- Tasks and exercises
#1 Reproduce the passage on the augustalis coin word for word, starting at "An augustalis or" and ending at "Sicilian gold ounce.".
#2 According to the passage on the augustalis coin, at which two places was it struck?

- Text passage

══════════════════════════════

An augustalis or augustale, also agostaro, was a gold coin minted in the Kingdom of Sicily beginning in 1231. It was issued by Frederick II, Holy Roman Emperor (from 1220) and King of Sicily (from 1198), and was minted until his death in 1250. In addition, a half augustalis was issued. It was identical in design, but smaller and half the weight. The augustalis bore a Latin inscription and was widely circulated in Italy. It was patterned after the Roman aureus. It was struck at Brindisi and Messina with accompanying billon deniers. The style of the augustalis has been described as splendid and proto-Renaissance; the quality of its execution and its fineness was high. The augustalis had a nominal weight of 5.31 grams and was 20 carats (854/1000) fine. The legal value was a quarter of a Sicilian gold ounce.

══════════════════════════════

- Provided data
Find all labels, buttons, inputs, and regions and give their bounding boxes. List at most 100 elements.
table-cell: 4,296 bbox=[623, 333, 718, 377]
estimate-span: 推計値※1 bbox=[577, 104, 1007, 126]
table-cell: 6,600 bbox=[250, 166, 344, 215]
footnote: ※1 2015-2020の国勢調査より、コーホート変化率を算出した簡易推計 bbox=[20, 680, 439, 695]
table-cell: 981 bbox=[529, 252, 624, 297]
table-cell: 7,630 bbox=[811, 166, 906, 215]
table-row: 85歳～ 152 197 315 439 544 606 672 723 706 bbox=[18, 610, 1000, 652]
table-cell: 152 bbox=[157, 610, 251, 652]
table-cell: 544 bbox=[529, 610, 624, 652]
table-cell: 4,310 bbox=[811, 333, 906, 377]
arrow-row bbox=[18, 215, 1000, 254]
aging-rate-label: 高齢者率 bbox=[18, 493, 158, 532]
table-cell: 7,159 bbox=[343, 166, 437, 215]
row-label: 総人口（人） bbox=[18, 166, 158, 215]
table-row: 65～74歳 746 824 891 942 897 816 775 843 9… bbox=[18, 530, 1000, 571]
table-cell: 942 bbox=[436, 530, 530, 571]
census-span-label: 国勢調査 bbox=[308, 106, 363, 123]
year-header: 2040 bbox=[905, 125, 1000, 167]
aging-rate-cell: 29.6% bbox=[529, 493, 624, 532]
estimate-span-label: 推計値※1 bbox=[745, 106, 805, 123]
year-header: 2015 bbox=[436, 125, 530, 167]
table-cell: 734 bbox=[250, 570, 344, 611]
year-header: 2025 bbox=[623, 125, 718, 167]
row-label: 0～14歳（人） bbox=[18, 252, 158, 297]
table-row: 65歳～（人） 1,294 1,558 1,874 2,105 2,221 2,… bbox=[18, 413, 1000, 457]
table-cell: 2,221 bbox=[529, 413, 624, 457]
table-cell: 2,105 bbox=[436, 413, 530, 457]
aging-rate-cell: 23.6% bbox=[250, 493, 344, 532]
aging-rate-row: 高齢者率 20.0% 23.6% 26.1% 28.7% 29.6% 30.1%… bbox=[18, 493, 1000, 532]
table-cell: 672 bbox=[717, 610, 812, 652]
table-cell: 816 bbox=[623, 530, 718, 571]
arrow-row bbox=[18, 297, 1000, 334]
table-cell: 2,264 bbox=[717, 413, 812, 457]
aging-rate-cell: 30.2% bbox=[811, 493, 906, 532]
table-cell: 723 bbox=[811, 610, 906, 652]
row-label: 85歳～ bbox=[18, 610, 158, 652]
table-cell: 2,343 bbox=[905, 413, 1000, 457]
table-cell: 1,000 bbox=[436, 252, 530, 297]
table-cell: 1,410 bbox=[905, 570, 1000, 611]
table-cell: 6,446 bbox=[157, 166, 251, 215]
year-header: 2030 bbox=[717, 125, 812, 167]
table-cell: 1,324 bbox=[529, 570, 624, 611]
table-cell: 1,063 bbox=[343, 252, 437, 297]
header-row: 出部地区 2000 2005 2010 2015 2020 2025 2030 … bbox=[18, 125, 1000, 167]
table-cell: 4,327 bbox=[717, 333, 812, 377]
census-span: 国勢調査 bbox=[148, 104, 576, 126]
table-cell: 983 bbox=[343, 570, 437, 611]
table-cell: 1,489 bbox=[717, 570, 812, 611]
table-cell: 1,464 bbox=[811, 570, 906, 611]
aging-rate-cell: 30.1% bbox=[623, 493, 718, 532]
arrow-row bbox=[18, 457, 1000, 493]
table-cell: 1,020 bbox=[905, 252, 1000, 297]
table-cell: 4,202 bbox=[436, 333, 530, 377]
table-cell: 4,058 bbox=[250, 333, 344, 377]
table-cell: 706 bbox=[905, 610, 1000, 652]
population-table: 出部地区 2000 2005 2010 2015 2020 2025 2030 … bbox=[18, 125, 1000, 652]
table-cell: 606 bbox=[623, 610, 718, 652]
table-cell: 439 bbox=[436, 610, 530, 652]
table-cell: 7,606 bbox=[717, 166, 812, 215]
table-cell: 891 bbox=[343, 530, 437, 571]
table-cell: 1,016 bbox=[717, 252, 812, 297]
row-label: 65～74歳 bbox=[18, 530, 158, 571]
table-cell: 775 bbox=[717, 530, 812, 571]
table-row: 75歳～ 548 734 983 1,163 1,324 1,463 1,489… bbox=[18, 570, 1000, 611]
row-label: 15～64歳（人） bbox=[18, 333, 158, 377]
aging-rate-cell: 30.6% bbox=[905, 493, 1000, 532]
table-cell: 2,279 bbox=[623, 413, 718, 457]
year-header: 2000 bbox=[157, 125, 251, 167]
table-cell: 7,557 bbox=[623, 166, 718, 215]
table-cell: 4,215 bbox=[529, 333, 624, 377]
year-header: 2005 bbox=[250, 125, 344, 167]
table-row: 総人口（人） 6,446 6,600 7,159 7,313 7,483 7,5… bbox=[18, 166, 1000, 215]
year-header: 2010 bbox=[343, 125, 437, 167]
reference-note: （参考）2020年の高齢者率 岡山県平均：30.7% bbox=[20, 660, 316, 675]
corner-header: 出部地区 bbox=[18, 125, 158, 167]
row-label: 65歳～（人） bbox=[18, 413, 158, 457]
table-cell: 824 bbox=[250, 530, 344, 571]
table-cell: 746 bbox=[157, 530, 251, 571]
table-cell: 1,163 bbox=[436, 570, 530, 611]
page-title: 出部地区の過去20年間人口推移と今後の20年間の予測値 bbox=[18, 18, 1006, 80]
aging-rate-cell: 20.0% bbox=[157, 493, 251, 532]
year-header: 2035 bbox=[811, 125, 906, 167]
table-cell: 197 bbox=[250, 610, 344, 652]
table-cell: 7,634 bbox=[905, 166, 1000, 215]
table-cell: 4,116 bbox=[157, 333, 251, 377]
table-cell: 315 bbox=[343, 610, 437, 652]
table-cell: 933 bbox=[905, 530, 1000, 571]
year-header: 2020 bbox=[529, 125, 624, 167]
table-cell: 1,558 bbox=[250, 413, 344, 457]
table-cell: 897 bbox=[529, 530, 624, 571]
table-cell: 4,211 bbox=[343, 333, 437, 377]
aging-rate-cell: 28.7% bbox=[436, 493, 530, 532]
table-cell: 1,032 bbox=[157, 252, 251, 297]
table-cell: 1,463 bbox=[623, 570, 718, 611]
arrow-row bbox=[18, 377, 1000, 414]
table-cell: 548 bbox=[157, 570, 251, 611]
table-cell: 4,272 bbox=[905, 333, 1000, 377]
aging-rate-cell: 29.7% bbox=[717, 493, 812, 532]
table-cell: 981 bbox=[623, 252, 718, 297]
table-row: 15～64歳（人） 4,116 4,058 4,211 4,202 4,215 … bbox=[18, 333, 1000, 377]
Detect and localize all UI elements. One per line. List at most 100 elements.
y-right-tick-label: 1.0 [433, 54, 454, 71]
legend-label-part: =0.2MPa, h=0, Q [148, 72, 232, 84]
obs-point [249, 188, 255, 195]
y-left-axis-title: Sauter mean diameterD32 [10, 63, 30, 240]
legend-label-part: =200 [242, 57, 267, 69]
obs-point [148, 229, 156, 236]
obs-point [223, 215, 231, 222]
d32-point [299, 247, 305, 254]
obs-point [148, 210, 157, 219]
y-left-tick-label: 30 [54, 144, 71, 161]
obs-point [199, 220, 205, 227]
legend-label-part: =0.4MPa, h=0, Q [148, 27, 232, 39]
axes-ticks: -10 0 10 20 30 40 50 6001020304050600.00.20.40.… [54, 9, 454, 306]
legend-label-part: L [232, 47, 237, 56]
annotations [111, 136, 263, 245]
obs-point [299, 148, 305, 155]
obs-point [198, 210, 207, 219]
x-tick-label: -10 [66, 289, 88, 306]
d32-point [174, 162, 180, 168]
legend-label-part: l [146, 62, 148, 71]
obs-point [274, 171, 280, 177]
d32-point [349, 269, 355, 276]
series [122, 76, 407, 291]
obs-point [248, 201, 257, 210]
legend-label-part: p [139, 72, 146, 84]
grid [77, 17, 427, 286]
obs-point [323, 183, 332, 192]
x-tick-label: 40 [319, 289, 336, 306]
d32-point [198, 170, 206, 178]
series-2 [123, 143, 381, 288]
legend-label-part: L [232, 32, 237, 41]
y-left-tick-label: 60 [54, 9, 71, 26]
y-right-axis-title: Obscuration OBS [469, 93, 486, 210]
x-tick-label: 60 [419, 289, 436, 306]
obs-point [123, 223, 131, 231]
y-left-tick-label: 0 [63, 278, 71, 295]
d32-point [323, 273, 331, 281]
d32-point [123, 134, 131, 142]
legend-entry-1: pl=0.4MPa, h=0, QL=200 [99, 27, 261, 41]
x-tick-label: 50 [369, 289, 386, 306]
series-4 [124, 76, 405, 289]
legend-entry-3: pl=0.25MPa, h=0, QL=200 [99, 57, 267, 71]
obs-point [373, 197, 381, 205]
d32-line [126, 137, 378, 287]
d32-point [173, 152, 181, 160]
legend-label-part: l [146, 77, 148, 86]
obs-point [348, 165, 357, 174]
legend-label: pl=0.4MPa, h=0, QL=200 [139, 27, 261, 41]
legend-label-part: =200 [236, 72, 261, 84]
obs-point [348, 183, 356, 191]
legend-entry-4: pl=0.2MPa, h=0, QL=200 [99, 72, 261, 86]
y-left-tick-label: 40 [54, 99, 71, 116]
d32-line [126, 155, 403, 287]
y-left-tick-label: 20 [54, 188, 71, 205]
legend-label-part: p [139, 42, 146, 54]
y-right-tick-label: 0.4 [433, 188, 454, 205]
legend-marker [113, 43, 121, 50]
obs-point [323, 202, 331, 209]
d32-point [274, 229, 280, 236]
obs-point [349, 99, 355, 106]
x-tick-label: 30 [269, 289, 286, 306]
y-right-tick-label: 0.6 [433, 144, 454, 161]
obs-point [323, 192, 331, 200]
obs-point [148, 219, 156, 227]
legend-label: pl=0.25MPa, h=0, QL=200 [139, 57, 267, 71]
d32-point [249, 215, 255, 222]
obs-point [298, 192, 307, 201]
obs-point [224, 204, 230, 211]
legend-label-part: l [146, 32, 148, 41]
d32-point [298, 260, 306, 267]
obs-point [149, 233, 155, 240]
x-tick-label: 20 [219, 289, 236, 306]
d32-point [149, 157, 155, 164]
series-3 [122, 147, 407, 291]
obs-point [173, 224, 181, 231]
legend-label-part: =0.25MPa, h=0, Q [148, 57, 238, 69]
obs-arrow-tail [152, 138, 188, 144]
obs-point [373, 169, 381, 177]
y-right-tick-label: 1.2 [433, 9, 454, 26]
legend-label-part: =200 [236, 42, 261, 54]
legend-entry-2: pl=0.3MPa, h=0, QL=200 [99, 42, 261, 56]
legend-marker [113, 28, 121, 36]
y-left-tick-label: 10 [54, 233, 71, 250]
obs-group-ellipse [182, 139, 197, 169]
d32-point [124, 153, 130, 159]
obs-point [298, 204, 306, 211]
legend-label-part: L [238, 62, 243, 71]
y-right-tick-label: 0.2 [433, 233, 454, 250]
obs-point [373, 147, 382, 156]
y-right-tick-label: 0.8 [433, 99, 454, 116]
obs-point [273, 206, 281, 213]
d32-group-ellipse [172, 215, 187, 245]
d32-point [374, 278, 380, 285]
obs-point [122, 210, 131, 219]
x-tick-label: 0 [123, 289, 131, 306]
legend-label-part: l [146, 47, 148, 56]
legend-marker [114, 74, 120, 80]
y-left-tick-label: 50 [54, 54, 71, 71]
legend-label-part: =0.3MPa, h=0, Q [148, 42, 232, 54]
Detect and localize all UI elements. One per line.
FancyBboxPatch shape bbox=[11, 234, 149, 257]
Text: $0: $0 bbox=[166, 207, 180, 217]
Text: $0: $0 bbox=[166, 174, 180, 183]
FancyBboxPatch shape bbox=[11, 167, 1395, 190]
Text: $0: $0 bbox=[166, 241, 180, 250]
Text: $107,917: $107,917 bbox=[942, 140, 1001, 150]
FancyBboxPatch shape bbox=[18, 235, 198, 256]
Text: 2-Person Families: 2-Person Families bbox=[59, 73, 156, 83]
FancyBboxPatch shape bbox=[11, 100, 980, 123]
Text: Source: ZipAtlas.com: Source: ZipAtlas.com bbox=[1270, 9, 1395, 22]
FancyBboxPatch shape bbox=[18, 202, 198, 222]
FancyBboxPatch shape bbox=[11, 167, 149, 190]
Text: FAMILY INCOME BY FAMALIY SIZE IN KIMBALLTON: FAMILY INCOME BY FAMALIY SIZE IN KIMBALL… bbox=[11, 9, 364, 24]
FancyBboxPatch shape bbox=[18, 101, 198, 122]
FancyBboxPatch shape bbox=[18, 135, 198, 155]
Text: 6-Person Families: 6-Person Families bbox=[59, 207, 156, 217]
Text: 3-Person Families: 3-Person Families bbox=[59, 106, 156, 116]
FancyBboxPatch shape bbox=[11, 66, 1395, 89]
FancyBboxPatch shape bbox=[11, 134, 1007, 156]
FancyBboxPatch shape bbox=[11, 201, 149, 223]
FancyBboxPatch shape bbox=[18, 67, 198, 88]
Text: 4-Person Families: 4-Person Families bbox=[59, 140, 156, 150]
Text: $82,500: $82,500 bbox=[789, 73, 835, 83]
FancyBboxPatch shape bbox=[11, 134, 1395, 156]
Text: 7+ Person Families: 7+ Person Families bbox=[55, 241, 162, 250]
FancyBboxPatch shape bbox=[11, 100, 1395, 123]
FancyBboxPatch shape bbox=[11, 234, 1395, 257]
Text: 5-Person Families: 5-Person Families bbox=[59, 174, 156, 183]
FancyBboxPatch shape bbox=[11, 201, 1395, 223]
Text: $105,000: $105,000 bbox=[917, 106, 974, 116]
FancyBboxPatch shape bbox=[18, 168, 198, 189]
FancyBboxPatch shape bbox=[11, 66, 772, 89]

══════════════════════════════

- Answers
#1
An augustalis or augustale, also agostaro, was a gold coin minted in the Kingdom of Sicily beginning in 1231. It was issued by Frederick II, Holy Roman Emperor (from 1220) and King of Sicily (from 1198), and was minted until his death in 1250. In addition, a half augustalis was issued. It was identical in design, but smaller and half the weight. The augustalis bore a Latin inscription and was widely circulated in Italy. It was patterned after the Roman aureus. It was struck at Brindisi and Messina with accompanying billon deniers. The style of the augustalis has been described as splendid and proto-Renaissance; the quality of its execution and its fineness was high. The augustalis had a nominal weight of 5.31 grams and was 20 carats (854/1000) fine. The legal value was a quarter of a Sicilian gold ounce.

#2 Brindisi and Messina.